### Stated goal
In the entries below, identify every line with the string "list" and copy it.

### Dataset excerpts
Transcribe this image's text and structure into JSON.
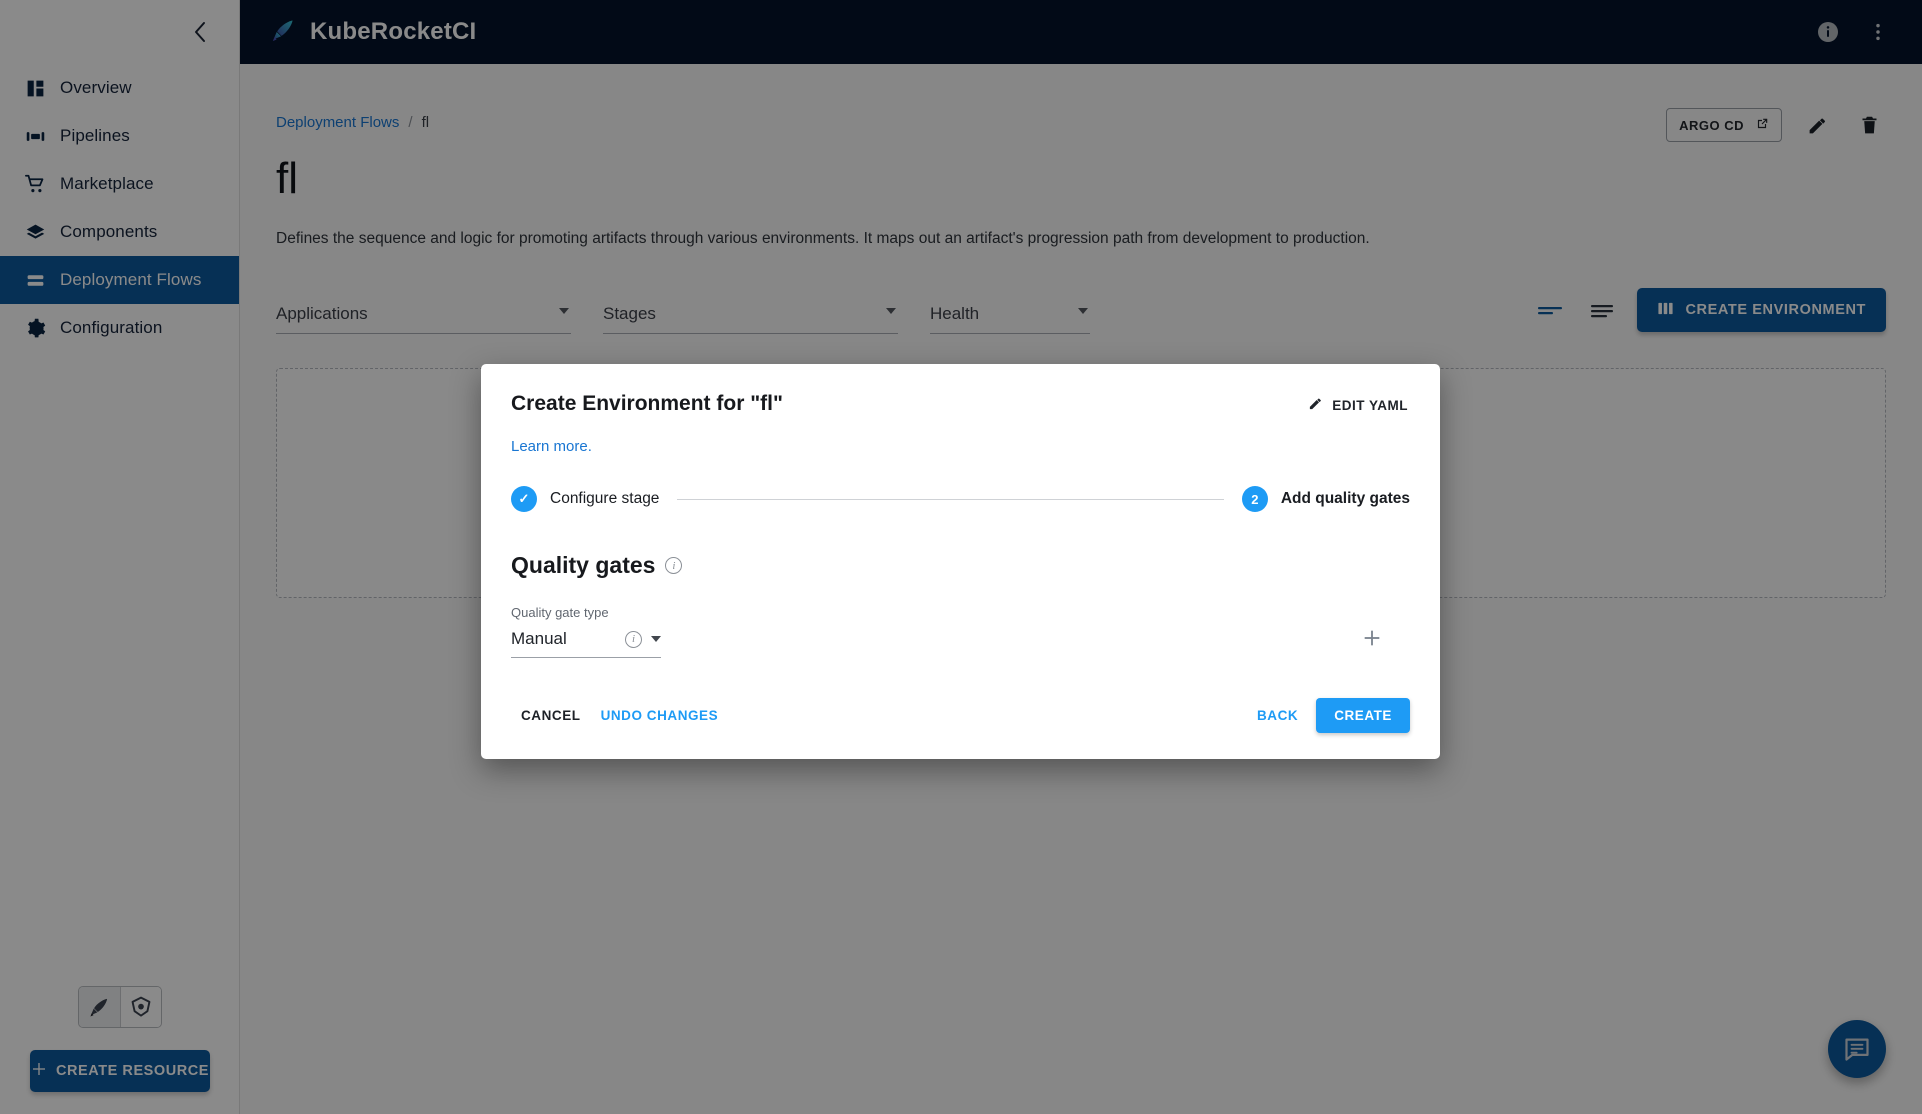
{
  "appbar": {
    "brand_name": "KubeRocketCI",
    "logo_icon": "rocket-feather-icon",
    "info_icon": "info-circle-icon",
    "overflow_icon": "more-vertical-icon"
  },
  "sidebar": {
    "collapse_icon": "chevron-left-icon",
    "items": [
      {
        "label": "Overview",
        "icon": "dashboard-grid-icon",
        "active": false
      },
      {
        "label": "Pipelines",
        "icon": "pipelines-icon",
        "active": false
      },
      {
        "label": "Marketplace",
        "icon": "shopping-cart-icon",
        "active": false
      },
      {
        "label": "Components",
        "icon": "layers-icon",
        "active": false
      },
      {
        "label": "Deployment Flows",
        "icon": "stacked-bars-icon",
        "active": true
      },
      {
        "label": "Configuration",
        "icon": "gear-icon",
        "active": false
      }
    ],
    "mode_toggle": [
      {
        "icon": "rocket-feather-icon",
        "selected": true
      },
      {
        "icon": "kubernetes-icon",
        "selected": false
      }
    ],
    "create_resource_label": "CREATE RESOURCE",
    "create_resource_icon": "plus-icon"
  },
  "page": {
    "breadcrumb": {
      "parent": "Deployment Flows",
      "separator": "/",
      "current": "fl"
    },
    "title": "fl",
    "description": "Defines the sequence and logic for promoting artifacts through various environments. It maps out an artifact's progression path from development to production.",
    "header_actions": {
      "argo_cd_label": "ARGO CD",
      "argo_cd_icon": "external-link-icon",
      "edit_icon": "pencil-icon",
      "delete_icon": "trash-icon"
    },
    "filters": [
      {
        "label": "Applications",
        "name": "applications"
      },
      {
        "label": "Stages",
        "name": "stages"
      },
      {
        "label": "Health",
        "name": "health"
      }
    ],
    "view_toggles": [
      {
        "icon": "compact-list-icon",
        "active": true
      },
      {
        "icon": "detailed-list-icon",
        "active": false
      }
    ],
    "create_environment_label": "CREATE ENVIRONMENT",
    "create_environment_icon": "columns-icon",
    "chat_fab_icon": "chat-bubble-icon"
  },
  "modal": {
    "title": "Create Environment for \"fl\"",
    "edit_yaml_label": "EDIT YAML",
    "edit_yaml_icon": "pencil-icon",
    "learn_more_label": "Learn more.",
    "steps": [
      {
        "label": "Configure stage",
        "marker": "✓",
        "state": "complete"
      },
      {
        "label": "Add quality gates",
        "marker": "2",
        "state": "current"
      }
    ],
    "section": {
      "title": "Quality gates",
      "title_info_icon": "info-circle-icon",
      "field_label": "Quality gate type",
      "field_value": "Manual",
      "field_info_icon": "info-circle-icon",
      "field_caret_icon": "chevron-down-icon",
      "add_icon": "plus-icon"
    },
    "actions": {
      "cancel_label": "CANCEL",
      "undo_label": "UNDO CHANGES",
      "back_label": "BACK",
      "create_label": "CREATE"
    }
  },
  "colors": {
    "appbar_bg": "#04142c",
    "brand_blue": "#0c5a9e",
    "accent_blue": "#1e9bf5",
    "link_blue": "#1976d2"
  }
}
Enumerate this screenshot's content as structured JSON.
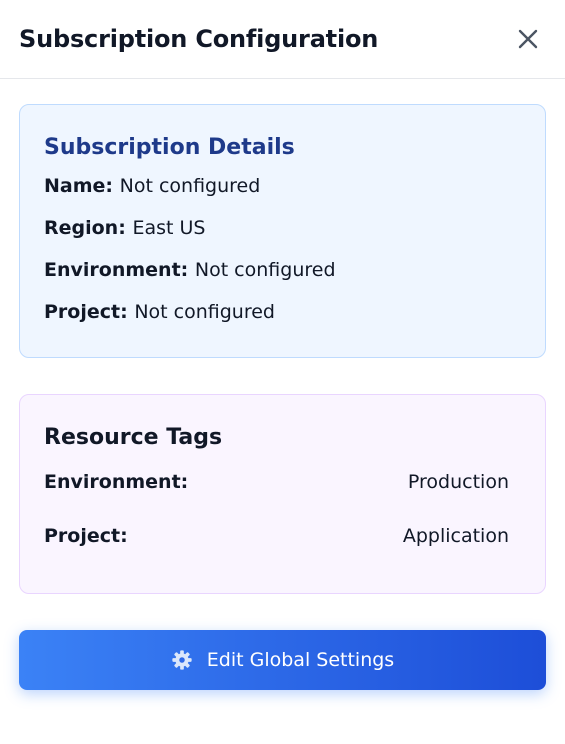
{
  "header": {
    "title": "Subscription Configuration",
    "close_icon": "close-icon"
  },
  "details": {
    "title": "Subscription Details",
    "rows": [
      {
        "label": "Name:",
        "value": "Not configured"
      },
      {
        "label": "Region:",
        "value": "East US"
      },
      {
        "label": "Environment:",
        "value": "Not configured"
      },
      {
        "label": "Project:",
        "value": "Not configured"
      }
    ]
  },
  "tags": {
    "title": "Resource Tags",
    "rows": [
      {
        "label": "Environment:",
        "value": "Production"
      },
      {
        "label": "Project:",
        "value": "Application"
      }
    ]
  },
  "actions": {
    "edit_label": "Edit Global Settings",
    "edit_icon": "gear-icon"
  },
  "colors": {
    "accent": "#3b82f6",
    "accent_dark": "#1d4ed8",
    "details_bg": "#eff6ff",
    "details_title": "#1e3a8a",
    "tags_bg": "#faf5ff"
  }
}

### Complete response
        "icon": "compact-list-icon",
        "icon": "detailed-list-icon",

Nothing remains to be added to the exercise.